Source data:
━━━━━━━━━━

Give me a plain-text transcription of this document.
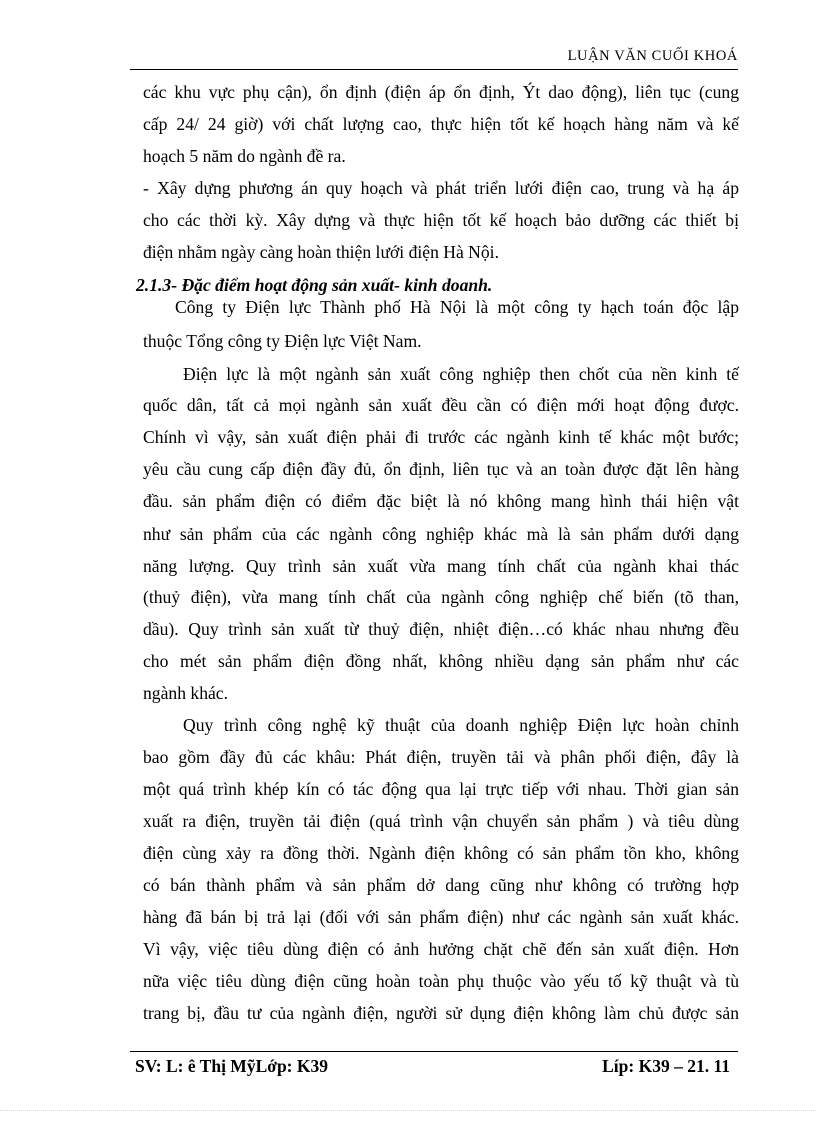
LUẬN VĂN CUỐI KHOÁ
các khu vực phụ cận), ổn định (điện áp ổn định, Ýt dao động), liên tục (cung
cấp 24/ 24 giờ) với chất lượng cao, thực hiện tốt kế hoạch hàng năm và kế
hoạch 5 năm do ngành đề ra.
- Xây dựng phương án quy hoạch và phát triển lưới điện cao, trung và hạ áp
cho các thời kỳ. Xây dựng và thực hiện tốt kế hoạch bảo dưỡng các thiết bị
điện nhằm ngày càng hoàn thiện lưới điện Hà Nội.
2.1.3- Đặc điểm hoạt động sản xuất- kinh doanh.
Công ty Điện lực Thành phố Hà Nội là một công ty hạch toán độc lập
thuộc Tổng công ty Điện lực Việt Nam.
Điện lực là một ngành sản xuất công nghiệp then chốt của nền kinh tế
quốc dân, tất cả mọi ngành sản xuất đều cần có điện mới hoạt động được.
Chính vì vậy, sản xuất điện phải đi trước các ngành kinh tế khác một bước;
yêu cầu cung cấp điện đầy đủ, ổn định, liên tục và an toàn được đặt lên hàng
đầu. sản phẩm điện có điểm đặc biệt là nó không mang hình thái hiện vật
như sản phẩm của các ngành công nghiệp khác mà là sản phẩm dưới dạng
năng lượng. Quy trình sản xuất vừa mang tính chất của ngành khai thác
(thuỷ điện), vừa mang tính chất của ngành công nghiệp chế biến (tõ than,
dầu). Quy trình sản xuất từ thuỷ điện, nhiệt điện…có khác nhau nhưng đều
cho mét sản phẩm điện đồng nhất, không nhiều dạng sản phẩm như các
ngành khác.
Quy trình công nghệ kỹ thuật của doanh nghiệp Điện lực hoàn chỉnh
bao gồm đầy đủ các khâu: Phát điện, truyền tải và phân phối điện, đây là
một quá trình khép kín có tác động qua lại trực tiếp với nhau. Thời gian sản
xuất ra điện, truyền tải điện (quá trình vận chuyển sản phẩm ) và tiêu dùng
điện cùng xảy ra đồng thời. Ngành điện không có sản phẩm tồn kho, không
có bán thành phẩm và sản phẩm dở dang cũng như không có trường hợp
hàng đã bán bị trả lại (đối với sản phẩm điện) như các ngành sản xuất khác.
Vì vậy, việc tiêu dùng điện có ảnh hưởng chặt chẽ đến sản xuất điện. Hơn
nữa việc tiêu dùng điện cũng hoàn toàn phụ thuộc vào yếu tố kỹ thuật và tù
trang bị, đầu tư của ngành điện, người sử dụng điện không làm chủ được sản
SV: L: ê Thị MỹLớp: K39	Líp: K39 – 21. 11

━━━━━━━━━━

▸ Exercise description
All of the entries above should be copied exactly, except for the pictures.

▸ Answer to the exercise
Give me a plain-text transcription of this document.
LUẬN VĂN CUỐI KHOÁ
các khu vực phụ cận), ổn định (điện áp ổn định, Ýt dao động), liên tục (cung
cấp 24/ 24 giờ) với chất lượng cao, thực hiện tốt kế hoạch hàng năm và kế
hoạch 5 năm do ngành đề ra.
- Xây dựng phương án quy hoạch và phát triển lưới điện cao, trung và hạ áp
cho các thời kỳ. Xây dựng và thực hiện tốt kế hoạch bảo dưỡng các thiết bị
điện nhằm ngày càng hoàn thiện lưới điện Hà Nội.
2.1.3- Đặc điểm hoạt động sản xuất- kinh doanh.
Công ty Điện lực Thành phố Hà Nội là một công ty hạch toán độc lập
thuộc Tổng công ty Điện lực Việt Nam.
Điện lực là một ngành sản xuất công nghiệp then chốt của nền kinh tế
quốc dân, tất cả mọi ngành sản xuất đều cần có điện mới hoạt động được.
Chính vì vậy, sản xuất điện phải đi trước các ngành kinh tế khác một bước;
yêu cầu cung cấp điện đầy đủ, ổn định, liên tục và an toàn được đặt lên hàng
đầu. sản phẩm điện có điểm đặc biệt là nó không mang hình thái hiện vật
như sản phẩm của các ngành công nghiệp khác mà là sản phẩm dưới dạng
năng lượng. Quy trình sản xuất vừa mang tính chất của ngành khai thác
(thuỷ điện), vừa mang tính chất của ngành công nghiệp chế biến (tõ than,
dầu). Quy trình sản xuất từ thuỷ điện, nhiệt điện…có khác nhau nhưng đều
cho mét sản phẩm điện đồng nhất, không nhiều dạng sản phẩm như các
ngành khác.
Quy trình công nghệ kỹ thuật của doanh nghiệp Điện lực hoàn chỉnh
bao gồm đầy đủ các khâu: Phát điện, truyền tải và phân phối điện, đây là
một quá trình khép kín có tác động qua lại trực tiếp với nhau. Thời gian sản
xuất ra điện, truyền tải điện (quá trình vận chuyển sản phẩm ) và tiêu dùng
điện cùng xảy ra đồng thời. Ngành điện không có sản phẩm tồn kho, không
có bán thành phẩm và sản phẩm dở dang cũng như không có trường hợp
hàng đã bán bị trả lại (đối với sản phẩm điện) như các ngành sản xuất khác.
Vì vậy, việc tiêu dùng điện có ảnh hưởng chặt chẽ đến sản xuất điện. Hơn
nữa việc tiêu dùng điện cũng hoàn toàn phụ thuộc vào yếu tố kỹ thuật và tù
trang bị, đầu tư của ngành điện, người sử dụng điện không làm chủ được sản
SV: L: ê Thị MỹLớp: K39	Líp: K39 – 21. 11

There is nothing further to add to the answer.